## Work required
Each line that holds the word "单个磁极吸力与间隙关系" counts once; give the total number of such lines and nothing else.

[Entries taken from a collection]
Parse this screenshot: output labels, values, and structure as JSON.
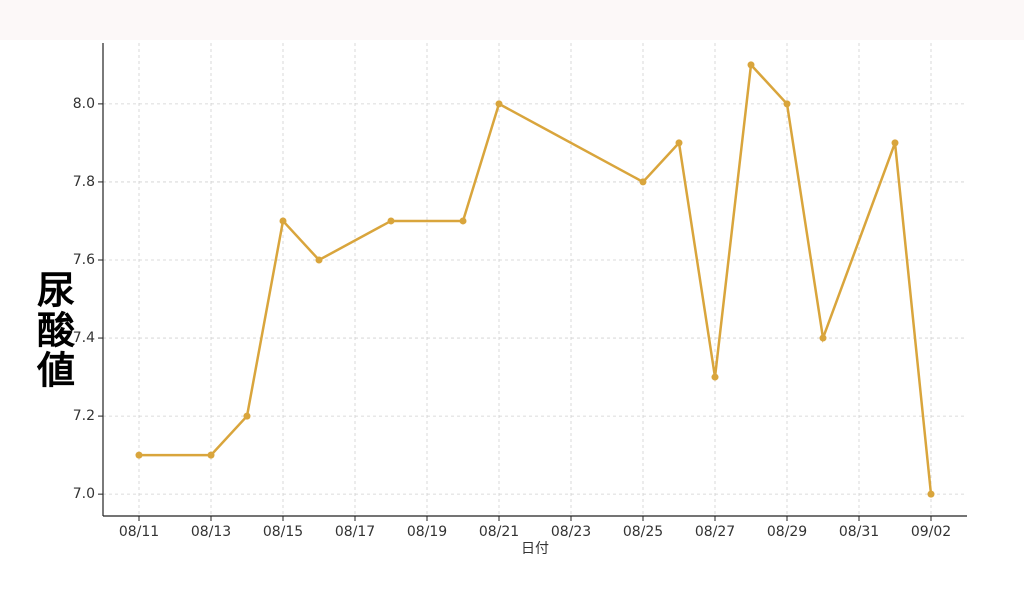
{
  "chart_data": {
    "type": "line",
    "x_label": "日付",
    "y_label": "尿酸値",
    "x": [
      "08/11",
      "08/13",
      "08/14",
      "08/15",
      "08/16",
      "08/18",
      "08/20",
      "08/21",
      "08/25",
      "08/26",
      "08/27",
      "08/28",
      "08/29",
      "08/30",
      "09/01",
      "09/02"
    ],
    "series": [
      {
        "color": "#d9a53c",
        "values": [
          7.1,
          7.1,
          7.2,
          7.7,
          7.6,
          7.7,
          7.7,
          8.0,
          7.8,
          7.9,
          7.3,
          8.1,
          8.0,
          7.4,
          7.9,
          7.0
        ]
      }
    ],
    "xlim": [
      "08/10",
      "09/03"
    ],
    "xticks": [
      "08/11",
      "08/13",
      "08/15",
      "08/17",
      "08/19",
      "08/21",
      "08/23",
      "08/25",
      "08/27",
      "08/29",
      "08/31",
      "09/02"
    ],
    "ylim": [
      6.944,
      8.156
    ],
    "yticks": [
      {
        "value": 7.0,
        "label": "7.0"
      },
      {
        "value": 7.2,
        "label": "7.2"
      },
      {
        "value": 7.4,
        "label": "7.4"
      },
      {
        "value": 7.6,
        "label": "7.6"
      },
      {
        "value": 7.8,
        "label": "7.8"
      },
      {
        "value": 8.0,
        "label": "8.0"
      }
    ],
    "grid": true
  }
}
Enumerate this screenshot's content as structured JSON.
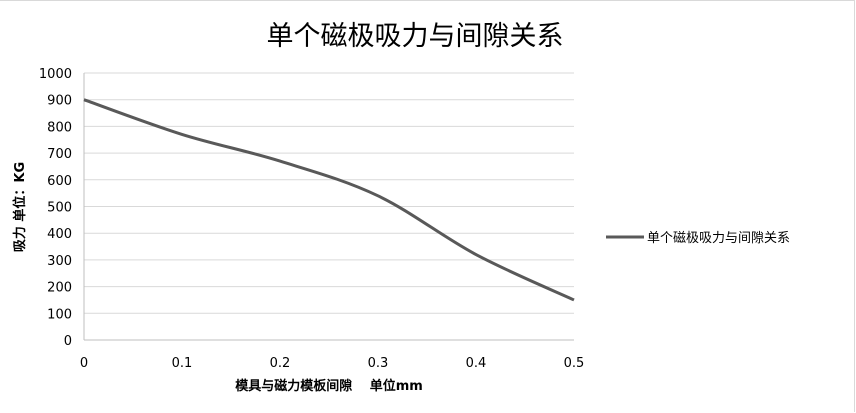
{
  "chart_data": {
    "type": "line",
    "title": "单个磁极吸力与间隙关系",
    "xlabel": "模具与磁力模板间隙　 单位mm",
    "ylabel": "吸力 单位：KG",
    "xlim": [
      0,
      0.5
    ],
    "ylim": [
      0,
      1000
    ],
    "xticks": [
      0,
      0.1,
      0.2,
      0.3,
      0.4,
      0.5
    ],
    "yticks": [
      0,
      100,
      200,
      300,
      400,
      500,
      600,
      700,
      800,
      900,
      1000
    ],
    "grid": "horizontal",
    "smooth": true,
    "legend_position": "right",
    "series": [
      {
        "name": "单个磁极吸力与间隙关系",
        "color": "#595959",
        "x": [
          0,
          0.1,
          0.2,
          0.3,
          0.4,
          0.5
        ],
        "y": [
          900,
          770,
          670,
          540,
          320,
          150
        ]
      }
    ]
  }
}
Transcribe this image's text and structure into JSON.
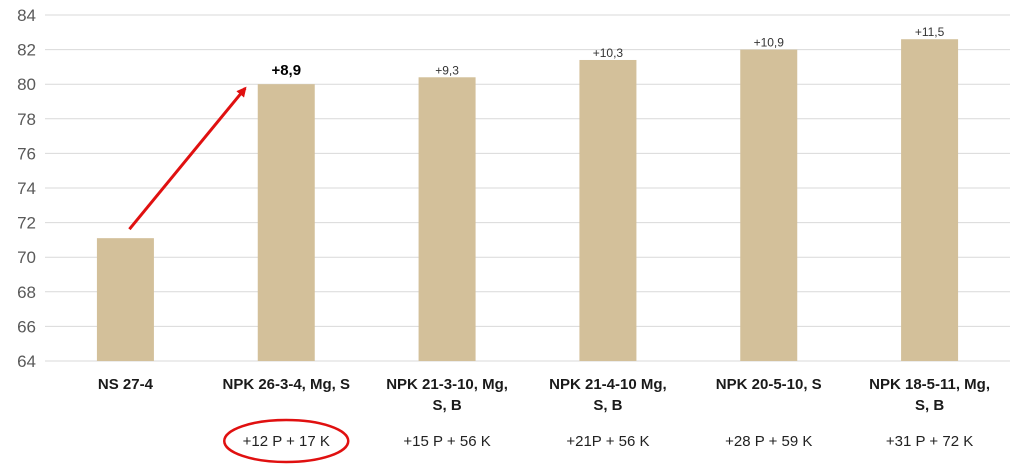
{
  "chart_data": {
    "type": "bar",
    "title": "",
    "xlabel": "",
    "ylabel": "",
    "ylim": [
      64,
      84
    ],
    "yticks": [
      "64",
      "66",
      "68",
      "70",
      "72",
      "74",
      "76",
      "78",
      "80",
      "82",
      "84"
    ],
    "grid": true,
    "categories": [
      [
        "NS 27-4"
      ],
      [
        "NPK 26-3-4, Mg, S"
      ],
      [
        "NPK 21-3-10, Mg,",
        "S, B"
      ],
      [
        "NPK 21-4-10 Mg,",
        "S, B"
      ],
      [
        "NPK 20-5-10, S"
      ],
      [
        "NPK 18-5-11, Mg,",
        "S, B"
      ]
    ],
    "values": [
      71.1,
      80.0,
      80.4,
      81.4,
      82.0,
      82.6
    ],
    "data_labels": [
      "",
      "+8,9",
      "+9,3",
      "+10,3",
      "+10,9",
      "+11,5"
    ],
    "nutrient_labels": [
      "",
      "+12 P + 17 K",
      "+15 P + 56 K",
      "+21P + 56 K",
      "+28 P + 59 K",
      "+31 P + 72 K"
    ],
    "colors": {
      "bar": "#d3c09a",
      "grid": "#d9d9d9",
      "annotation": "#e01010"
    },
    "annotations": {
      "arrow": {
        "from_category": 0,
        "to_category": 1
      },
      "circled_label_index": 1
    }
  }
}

==

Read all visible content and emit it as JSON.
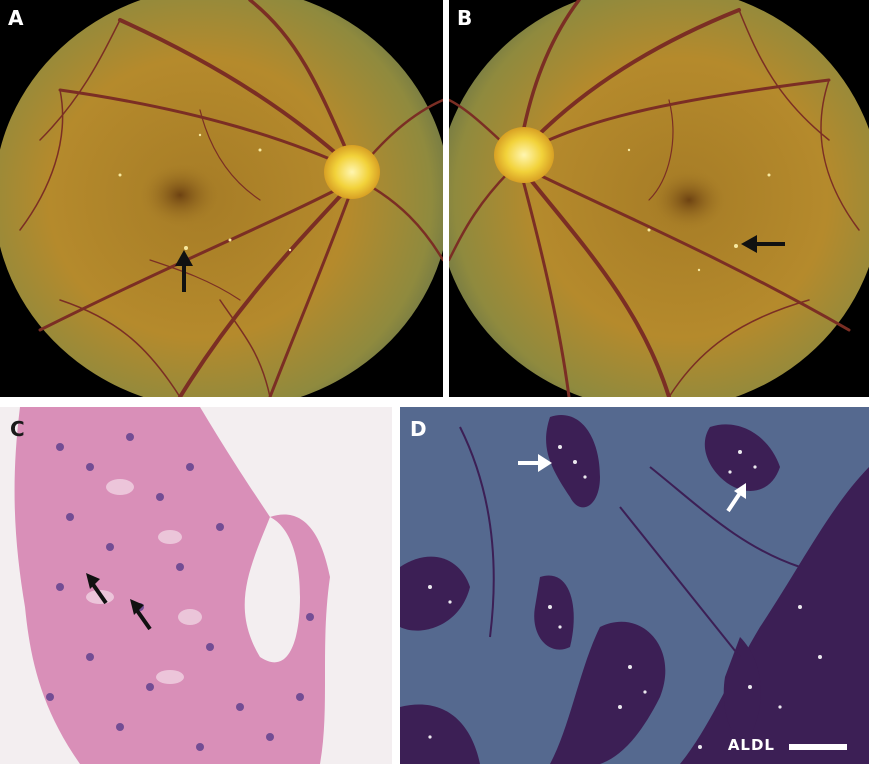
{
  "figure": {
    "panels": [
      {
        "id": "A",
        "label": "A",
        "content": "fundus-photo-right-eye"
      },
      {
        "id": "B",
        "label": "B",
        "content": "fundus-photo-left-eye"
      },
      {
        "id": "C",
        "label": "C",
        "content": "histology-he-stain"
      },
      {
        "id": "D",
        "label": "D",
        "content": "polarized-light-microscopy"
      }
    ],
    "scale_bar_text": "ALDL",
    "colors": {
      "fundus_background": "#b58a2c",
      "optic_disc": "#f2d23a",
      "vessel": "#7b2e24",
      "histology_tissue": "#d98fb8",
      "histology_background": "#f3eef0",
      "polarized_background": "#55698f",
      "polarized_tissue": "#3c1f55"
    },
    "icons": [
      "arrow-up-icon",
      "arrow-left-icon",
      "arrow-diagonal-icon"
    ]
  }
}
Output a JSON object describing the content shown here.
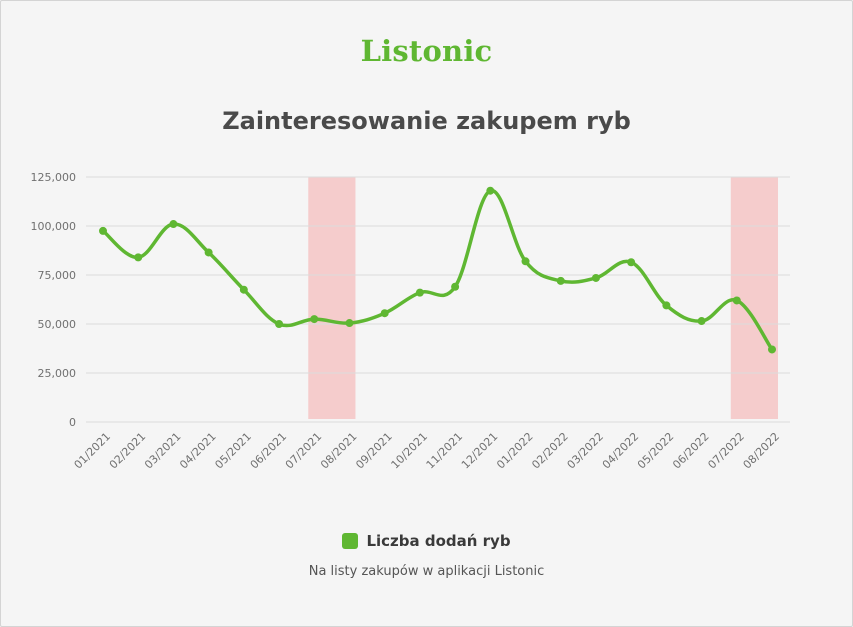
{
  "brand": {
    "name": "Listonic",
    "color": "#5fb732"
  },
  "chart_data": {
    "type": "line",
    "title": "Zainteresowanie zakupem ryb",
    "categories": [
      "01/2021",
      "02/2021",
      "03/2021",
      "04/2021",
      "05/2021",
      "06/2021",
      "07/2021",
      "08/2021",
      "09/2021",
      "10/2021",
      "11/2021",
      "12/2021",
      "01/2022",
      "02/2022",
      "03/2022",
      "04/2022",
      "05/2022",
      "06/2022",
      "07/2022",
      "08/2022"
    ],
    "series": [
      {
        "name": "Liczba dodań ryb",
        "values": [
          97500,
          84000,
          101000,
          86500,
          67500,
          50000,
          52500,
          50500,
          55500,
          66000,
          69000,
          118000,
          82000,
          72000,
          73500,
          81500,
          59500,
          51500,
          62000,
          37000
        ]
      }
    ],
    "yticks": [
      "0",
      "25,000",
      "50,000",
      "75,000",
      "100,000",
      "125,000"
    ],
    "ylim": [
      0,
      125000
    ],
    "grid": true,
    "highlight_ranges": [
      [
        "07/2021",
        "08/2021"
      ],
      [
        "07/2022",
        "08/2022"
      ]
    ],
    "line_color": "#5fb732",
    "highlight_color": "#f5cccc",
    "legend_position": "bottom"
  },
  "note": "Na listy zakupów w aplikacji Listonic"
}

## Answer for the task
2